§ What is asked: Skip the images. Copy the records exactly as written.

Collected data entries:
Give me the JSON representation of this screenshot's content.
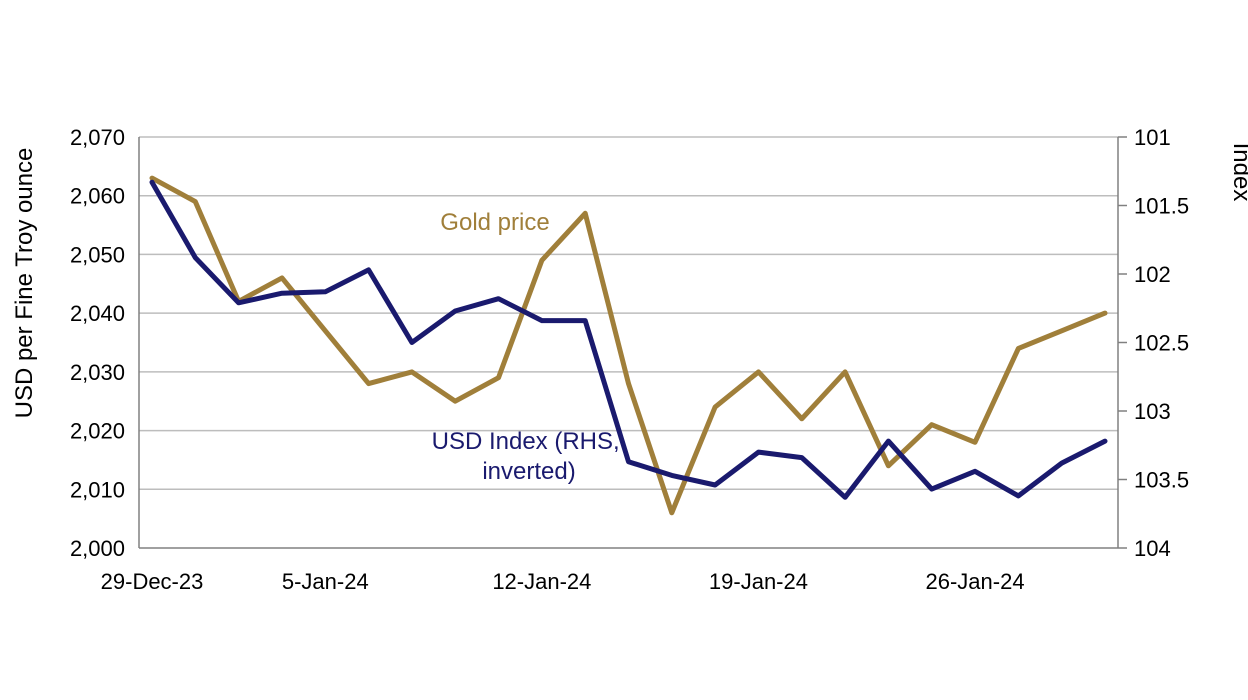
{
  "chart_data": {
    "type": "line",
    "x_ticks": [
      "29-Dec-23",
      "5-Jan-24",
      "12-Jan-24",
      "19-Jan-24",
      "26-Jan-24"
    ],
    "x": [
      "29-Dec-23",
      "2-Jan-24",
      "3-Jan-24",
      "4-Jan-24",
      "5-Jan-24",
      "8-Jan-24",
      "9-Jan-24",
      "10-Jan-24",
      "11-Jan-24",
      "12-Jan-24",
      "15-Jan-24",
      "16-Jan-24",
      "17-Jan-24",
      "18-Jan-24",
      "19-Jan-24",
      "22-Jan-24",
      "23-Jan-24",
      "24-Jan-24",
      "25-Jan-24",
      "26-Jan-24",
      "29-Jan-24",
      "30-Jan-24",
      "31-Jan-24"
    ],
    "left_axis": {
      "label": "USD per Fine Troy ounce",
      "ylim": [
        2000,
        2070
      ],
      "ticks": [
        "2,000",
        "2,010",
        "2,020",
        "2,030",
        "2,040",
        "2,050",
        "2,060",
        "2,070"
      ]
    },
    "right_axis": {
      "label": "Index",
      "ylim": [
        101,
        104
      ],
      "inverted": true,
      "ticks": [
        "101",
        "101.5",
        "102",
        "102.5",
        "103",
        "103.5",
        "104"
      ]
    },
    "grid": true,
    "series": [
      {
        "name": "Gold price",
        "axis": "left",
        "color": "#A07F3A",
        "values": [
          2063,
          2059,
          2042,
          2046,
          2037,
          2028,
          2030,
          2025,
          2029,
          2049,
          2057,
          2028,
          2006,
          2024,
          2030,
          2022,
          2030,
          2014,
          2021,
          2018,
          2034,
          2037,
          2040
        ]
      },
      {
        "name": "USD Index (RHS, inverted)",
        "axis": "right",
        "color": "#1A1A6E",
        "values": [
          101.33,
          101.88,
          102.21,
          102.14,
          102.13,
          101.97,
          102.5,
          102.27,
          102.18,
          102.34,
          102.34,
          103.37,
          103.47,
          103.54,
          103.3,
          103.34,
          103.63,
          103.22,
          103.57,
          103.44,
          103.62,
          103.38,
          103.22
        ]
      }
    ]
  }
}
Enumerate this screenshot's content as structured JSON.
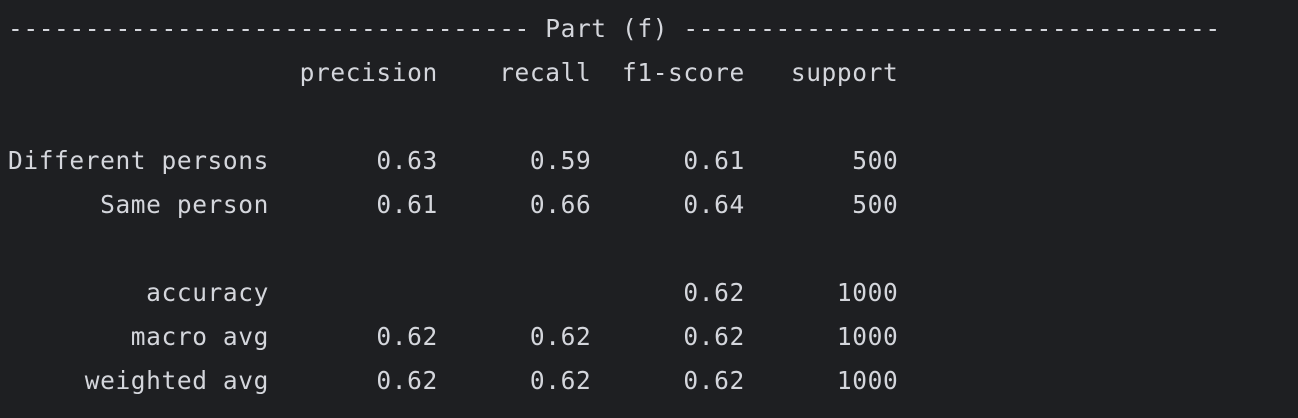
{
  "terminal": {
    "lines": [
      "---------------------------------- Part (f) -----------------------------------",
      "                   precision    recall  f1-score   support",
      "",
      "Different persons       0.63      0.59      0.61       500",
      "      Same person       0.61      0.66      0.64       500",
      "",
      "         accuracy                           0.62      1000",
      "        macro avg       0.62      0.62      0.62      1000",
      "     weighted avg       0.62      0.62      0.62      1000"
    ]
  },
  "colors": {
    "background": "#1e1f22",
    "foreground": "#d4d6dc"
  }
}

§ Task result:
Give me the JSON representation of this screenshot's content.
{
  "chart_data": {
    "type": "line",
    "x_ticks": [
      "29-Dec-23",
      "5-Jan-24",
      "12-Jan-24",
      "19-Jan-24",
      "26-Jan-24"
    ],
    "x": [
      "29-Dec-23",
      "2-Jan-24",
      "3-Jan-24",
      "4-Jan-24",
      "5-Jan-24",
      "8-Jan-24",
      "9-Jan-24",
      "10-Jan-24",
      "11-Jan-24",
      "12-Jan-24",
      "15-Jan-24",
      "16-Jan-24",
      "17-Jan-24",
      "18-Jan-24",
      "19-Jan-24",
      "22-Jan-24",
      "23-Jan-24",
      "24-Jan-24",
      "25-Jan-24",
      "26-Jan-24",
      "29-Jan-24",
      "30-Jan-24",
      "31-Jan-24"
    ],
    "left_axis": {
      "label": "USD per Fine Troy ounce",
      "ylim": [
        2000,
        2070
      ],
      "ticks": [
        "2,000",
        "2,010",
        "2,020",
        "2,030",
        "2,040",
        "2,050",
        "2,060",
        "2,070"
      ]
    },
    "right_axis": {
      "label": "Index",
      "ylim": [
        101,
        104
      ],
      "inverted": true,
      "ticks": [
        "101",
        "101.5",
        "102",
        "102.5",
        "103",
        "103.5",
        "104"
      ]
    },
    "grid": true,
    "series": [
      {
        "name": "Gold price",
        "axis": "left",
        "color": "#A07F3A",
        "values": [
          2063,
          2059,
          2042,
          2046,
          2037,
          2028,
          2030,
          2025,
          2029,
          2049,
          2057,
          2028,
          2006,
          2024,
          2030,
          2022,
          2030,
          2014,
          2021,
          2018,
          2034,
          2037,
          2040
        ]
      },
      {
        "name": "USD Index (RHS, inverted)",
        "axis": "right",
        "color": "#1A1A6E",
        "values": [
          101.33,
          101.88,
          102.21,
          102.14,
          102.13,
          101.97,
          102.5,
          102.27,
          102.18,
          102.34,
          102.34,
          103.37,
          103.47,
          103.54,
          103.3,
          103.34,
          103.63,
          103.22,
          103.57,
          103.44,
          103.62,
          103.38,
          103.22
        ]
      }
    ]
  }
}
Enumerate this screenshot's content as structured JSON.
{
  "terminal": {
    "lines": [
      "---------------------------------- Part (f) -----------------------------------",
      "                   precision    recall  f1-score   support",
      "",
      "Different persons       0.63      0.59      0.61       500",
      "      Same person       0.61      0.66      0.64       500",
      "",
      "         accuracy                           0.62      1000",
      "        macro avg       0.62      0.62      0.62      1000",
      "     weighted avg       0.62      0.62      0.62      1000"
    ]
  },
  "colors": {
    "background": "#1e1f22",
    "foreground": "#d4d6dc"
  }
}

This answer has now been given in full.